===== EXERCISE MATERIAL =====

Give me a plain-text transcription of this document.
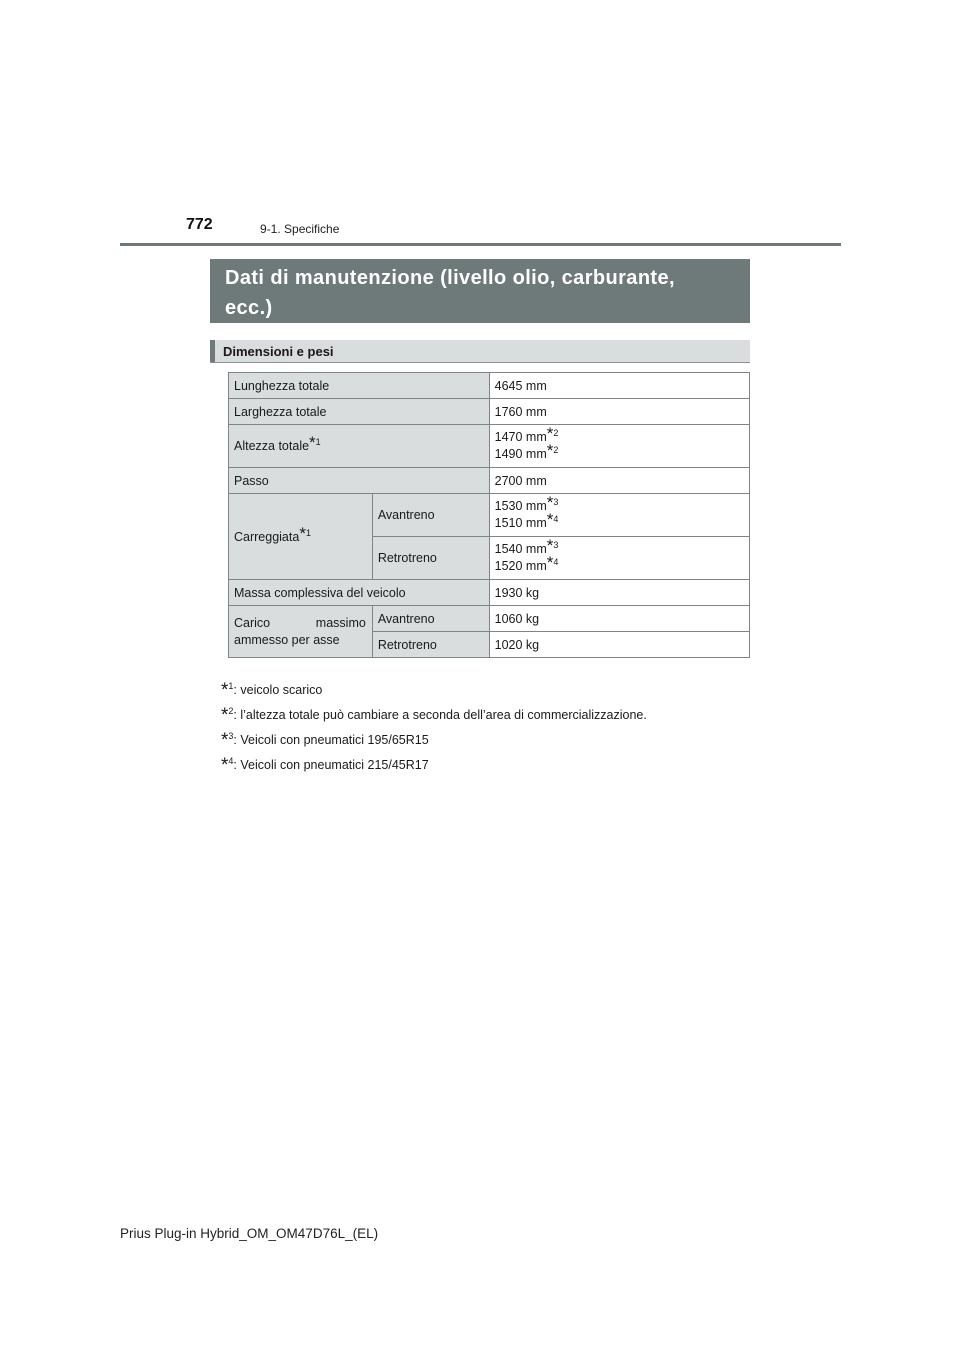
772	9-1. Specifiche
Dati di manutenzione (livello olio, carburante,
ecc.)
Dimensioni e pesi
Lunghezza totale		4645 mm
Larghezza totale		1760 mm
Altezza totale*$^1$		1470 mm*$^2$
1490 mm*$^2$

Passo		2700 mm
Carreggiata*$^1$	Avantreno	1530 mm*$^3$
1510 mm*$^4$

	Retrotreno	1540 mm*$^3$
1520 mm*$^4$

Massa complessiva del veicolo		1930 kg

Carico massimo
ammesso per asse	Avantreno	1060 kg
	Retrotreno	1020 kg
*$^1$: veicolo scarico
*$^2$: l’altezza totale può cambiare a seconda dell’area di commercializzazione.
*$^3$: Veicoli con pneumatici 195/65R15
*$^4$: Veicoli con pneumatici 215/45R17
Prius Plug-in Hybrid_OM_OM47D76L_(EL)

=====

_SET TASK_: Answer with a single number: the count of lines holding the word "Retrotreno".

_COMPLETED TASK_: 2